▶ Kutipan Teks:

------------------------------------

Tabunya Budaya Literasi di Kalangan Mahasiswa UII

Fenomena Literasi di Kalangan Mahasiswa UII 

Dalam menggali fenomena literasi di kalangan mahasiswa Universitas Islam Indonesia, saya menemui suatu realitas yang mencengangkan. Ladang ilmu yang seharusnya subur kini terlihat tandus, diwarnai oleh hilangnya dialektika dan penurunan kritisitas seorang mahasiswa. Fenomena ini terkuak ketika saya, saat menjadi Maba, dengan semangat mencari intelektualitas melihat minimnya kegiatan membaca buku di kampus UII. Ruang diskusi seolah menjadi barang langka dan mahasiswa yang tertarik pada literasi merasa seumpama burung hantu disiang bolong. Lebih parahnya lagi, sebuah percakapan dengan teman sejawat, ketika mereka menganggap saya aneh, ini mungkin membaca buku kini adalah suatu hal yang tabu. 

Ini karena mereka lebih memilih menggrogoti waktu berjam-jam dengan menatap layar gawainya sampai mereka lupa berkedip. Fenomena ini merupakan cerminan hari ini. Hal ini disebabkan oleh diskusi dan pertukaran pemikiran semakin jarang terjadi. Atau mungkin kebanyakan mereka terbius dalam dilema trend adu outfit yang bahkan menyebabkan masalah fast fashion, kemudian perpustakaan tampak seperti lorong sunyi, belum lagi buku-bukunya banyak berdebu, menjadi lumutan, rusak dan disergap rayap. Bahkan sampai maling pun enggan mencuri buku-buku itu; untuk membuat dirinya lebih pintar.

------------------------------------

▶ Yang Diminta: Lanjutkan tulisan tentang budaya literasi di kalangan mahasiswa UII di atas, dimulai sesudah kalimat terakhirnya.

------------------------------------

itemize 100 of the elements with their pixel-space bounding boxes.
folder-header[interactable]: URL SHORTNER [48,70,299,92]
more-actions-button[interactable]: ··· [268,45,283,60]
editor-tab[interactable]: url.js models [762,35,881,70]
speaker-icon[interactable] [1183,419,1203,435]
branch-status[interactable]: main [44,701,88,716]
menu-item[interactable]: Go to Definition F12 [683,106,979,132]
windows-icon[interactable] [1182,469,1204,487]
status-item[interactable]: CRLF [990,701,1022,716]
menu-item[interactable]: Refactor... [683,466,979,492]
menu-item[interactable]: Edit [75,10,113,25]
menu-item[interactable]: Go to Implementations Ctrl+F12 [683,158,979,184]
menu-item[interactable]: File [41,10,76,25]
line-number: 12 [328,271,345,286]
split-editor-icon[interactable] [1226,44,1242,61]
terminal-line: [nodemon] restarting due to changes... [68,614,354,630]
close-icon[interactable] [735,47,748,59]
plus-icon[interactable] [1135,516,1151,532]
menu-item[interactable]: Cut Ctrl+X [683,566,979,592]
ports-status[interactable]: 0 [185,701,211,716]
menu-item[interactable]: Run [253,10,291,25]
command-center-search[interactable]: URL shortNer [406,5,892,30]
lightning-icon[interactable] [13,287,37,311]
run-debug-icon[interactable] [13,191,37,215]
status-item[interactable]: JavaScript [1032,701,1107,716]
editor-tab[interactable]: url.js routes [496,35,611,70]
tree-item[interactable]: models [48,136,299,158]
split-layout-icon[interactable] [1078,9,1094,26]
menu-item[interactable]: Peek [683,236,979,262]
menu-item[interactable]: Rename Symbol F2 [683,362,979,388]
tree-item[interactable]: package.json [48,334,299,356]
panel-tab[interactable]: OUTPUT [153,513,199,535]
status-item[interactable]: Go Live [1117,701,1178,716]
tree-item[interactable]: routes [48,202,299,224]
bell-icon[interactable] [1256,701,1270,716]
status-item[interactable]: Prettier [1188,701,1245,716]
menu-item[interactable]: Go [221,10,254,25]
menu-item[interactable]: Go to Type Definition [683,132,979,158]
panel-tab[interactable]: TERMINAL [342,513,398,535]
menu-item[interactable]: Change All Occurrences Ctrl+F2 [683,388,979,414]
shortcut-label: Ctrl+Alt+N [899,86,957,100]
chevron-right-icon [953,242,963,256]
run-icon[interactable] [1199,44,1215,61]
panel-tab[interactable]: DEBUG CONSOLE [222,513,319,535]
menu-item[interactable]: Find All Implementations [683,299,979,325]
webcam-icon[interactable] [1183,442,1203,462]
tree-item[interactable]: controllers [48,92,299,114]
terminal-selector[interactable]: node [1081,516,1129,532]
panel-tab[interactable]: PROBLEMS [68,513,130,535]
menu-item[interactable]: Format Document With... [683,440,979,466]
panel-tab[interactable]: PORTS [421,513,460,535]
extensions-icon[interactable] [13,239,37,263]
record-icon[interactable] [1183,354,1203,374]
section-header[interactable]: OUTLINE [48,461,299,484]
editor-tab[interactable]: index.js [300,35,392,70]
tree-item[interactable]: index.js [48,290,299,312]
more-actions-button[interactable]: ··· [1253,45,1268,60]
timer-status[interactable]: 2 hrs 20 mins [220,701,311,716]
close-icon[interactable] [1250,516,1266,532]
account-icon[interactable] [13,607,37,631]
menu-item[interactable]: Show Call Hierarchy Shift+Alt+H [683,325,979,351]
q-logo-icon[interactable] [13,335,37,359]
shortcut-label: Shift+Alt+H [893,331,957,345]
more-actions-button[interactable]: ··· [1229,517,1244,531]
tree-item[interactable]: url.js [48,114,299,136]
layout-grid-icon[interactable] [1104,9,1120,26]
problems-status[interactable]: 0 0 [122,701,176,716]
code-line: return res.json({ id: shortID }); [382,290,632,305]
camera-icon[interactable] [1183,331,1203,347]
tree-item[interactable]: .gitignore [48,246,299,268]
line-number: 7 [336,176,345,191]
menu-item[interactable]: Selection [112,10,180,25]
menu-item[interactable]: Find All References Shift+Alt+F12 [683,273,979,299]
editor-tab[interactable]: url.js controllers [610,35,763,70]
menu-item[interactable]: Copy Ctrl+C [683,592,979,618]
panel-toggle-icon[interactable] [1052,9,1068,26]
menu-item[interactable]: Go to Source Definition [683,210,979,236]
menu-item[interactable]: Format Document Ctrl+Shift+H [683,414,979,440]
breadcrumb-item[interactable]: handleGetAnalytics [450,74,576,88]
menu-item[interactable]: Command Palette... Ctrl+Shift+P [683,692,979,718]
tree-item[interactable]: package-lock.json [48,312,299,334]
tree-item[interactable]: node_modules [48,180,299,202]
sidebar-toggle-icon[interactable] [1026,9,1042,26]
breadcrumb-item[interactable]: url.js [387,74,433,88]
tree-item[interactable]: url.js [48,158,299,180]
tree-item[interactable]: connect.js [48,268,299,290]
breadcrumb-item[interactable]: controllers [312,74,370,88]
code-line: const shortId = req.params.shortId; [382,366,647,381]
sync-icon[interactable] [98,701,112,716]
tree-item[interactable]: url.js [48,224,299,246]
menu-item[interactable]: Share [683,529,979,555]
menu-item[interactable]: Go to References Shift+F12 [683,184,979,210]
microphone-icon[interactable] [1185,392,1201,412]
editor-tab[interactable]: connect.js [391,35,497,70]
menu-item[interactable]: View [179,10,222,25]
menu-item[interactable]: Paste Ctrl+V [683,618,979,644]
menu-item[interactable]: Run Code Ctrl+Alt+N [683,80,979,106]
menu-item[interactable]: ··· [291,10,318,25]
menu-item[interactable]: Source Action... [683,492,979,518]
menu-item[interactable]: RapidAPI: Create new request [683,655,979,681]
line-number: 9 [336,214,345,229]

------------------------------------

▶ Jawaban Tugas:
Saya sering berpindah-pindah kelas, berharap menemukan suasana yang lebih dinamis. Namun semua sama saja kosongnya, hining dan sepi. Hanya satu orang saja yang mengoceh terus-terusan, saya tidak megatakannya ‘’itu siapa’’, mungkin selama 4 tahun nanti, sepanjang saya berkuliah di kampus ini. Mahasiswa lulus menjadi lulusan bergelar sarjana yang terdikte secara sistematis. Tidak mengenal benar dan salah. Salah dan benar. Kenapa dan mengapa. Bukankah ini suatu penghinaan bagi kami yang hanya memiliki kelas kecil namun berharap dunia kami luas. Sempit. 

Jikalau pun literasi kita selemah batere HP yang sedang low bat, bisa-bisa pikiran kita terbenam di dalam ‘kuburan ketidak cakapan’. Atau diskusi yang lebih dalamdari lubang sumur, dan bacaan yang lebih merangsang dari kopi pagi yang merupakan kunci supaya kita tidak jadi ‘sarjana linglung‘ yang hanya bisa tuai gelar tanpa arah. Selayaknya superhero namun tanpa kekuatan.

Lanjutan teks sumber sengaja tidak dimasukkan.